• _Directions for this task_:
Look over the entries that follow and work out how many lines contain "when". State the number only.

• _Records shown_:
----

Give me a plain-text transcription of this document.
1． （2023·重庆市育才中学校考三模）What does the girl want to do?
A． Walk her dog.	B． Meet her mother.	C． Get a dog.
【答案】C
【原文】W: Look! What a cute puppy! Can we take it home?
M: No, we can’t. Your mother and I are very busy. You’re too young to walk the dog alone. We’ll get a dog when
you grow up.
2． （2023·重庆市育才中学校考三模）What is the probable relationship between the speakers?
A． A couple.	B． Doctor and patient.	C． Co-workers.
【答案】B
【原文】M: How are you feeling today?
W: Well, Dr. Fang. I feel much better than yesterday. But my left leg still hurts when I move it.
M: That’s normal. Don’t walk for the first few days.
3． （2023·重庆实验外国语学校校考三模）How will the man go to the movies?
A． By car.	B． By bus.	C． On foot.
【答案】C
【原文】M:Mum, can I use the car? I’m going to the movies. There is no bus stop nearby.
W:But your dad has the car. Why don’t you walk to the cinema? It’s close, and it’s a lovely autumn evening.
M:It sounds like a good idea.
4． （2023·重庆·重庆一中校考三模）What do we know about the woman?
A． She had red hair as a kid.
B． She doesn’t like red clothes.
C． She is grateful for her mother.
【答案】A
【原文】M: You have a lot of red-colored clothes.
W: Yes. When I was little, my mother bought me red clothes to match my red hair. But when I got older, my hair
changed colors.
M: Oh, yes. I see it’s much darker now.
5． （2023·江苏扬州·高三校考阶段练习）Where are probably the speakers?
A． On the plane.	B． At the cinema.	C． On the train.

----

• _Exercise solution_:
3